══ Entries
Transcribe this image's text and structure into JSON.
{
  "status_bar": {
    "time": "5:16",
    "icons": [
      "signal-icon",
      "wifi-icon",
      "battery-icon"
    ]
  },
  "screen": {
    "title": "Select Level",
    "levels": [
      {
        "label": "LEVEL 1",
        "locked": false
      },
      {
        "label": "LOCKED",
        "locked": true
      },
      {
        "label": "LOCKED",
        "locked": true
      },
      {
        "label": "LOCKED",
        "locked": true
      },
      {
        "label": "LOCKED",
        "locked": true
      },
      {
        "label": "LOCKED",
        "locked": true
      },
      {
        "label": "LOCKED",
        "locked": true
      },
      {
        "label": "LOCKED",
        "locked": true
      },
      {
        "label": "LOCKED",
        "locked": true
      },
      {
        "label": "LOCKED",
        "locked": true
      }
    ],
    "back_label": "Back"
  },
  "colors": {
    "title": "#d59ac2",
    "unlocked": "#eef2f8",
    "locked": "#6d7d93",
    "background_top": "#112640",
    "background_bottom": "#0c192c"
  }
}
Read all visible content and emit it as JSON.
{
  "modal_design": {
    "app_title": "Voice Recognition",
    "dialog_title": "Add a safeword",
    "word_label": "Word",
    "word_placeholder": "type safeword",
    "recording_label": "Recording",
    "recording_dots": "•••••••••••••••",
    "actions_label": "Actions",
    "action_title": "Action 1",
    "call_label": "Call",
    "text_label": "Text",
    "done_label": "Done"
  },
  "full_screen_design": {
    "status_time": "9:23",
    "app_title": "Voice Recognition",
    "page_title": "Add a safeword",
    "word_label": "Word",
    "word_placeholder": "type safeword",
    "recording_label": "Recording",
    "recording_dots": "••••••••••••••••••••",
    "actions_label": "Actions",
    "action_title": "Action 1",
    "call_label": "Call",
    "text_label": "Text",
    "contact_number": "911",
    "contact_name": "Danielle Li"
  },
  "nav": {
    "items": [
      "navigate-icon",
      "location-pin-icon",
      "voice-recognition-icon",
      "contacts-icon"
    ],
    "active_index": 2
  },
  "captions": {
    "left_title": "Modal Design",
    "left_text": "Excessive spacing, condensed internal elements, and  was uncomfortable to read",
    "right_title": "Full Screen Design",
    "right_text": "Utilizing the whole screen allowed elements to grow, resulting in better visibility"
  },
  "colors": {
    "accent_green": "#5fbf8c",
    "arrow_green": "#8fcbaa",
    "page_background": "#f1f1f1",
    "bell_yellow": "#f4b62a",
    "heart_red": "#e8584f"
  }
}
════
**What you should do:** Exactly as shown, repeat every record.

**The output:**
Transcribe this image's text and structure into JSON.
{
  "status_bar": {
    "time": "5:16",
    "icons": [
      "signal-icon",
      "wifi-icon",
      "battery-icon"
    ]
  },
  "screen": {
    "title": "Select Level",
    "levels": [
      {
        "label": "LEVEL 1",
        "locked": false
      },
      {
        "label": "LOCKED",
        "locked": true
      },
      {
        "label": "LOCKED",
        "locked": true
      },
      {
        "label": "LOCKED",
        "locked": true
      },
      {
        "label": "LOCKED",
        "locked": true
      },
      {
        "label": "LOCKED",
        "locked": true
      },
      {
        "label": "LOCKED",
        "locked": true
      },
      {
        "label": "LOCKED",
        "locked": true
      },
      {
        "label": "LOCKED",
        "locked": true
      },
      {
        "label": "LOCKED",
        "locked": true
      }
    ],
    "back_label": "Back"
  },
  "colors": {
    "title": "#d59ac2",
    "unlocked": "#eef2f8",
    "locked": "#6d7d93",
    "background_top": "#112640",
    "background_bottom": "#0c192c"
  }
}
Read all visible content and emit it as JSON.
{
  "modal_design": {
    "app_title": "Voice Recognition",
    "dialog_title": "Add a safeword",
    "word_label": "Word",
    "word_placeholder": "type safeword",
    "recording_label": "Recording",
    "recording_dots": "•••••••••••••••",
    "actions_label": "Actions",
    "action_title": "Action 1",
    "call_label": "Call",
    "text_label": "Text",
    "done_label": "Done"
  },
  "full_screen_design": {
    "status_time": "9:23",
    "app_title": "Voice Recognition",
    "page_title": "Add a safeword",
    "word_label": "Word",
    "word_placeholder": "type safeword",
    "recording_label": "Recording",
    "recording_dots": "••••••••••••••••••••",
    "actions_label": "Actions",
    "action_title": "Action 1",
    "call_label": "Call",
    "text_label": "Text",
    "contact_number": "911",
    "contact_name": "Danielle Li"
  },
  "nav": {
    "items": [
      "navigate-icon",
      "location-pin-icon",
      "voice-recognition-icon",
      "contacts-icon"
    ],
    "active_index": 2
  },
  "captions": {
    "left_title": "Modal Design",
    "left_text": "Excessive spacing, condensed internal elements, and  was uncomfortable to read",
    "right_title": "Full Screen Design",
    "right_text": "Utilizing the whole screen allowed elements to grow, resulting in better visibility"
  },
  "colors": {
    "accent_green": "#5fbf8c",
    "arrow_green": "#8fcbaa",
    "page_background": "#f1f1f1",
    "bell_yellow": "#f4b62a",
    "heart_red": "#e8584f"
  }
}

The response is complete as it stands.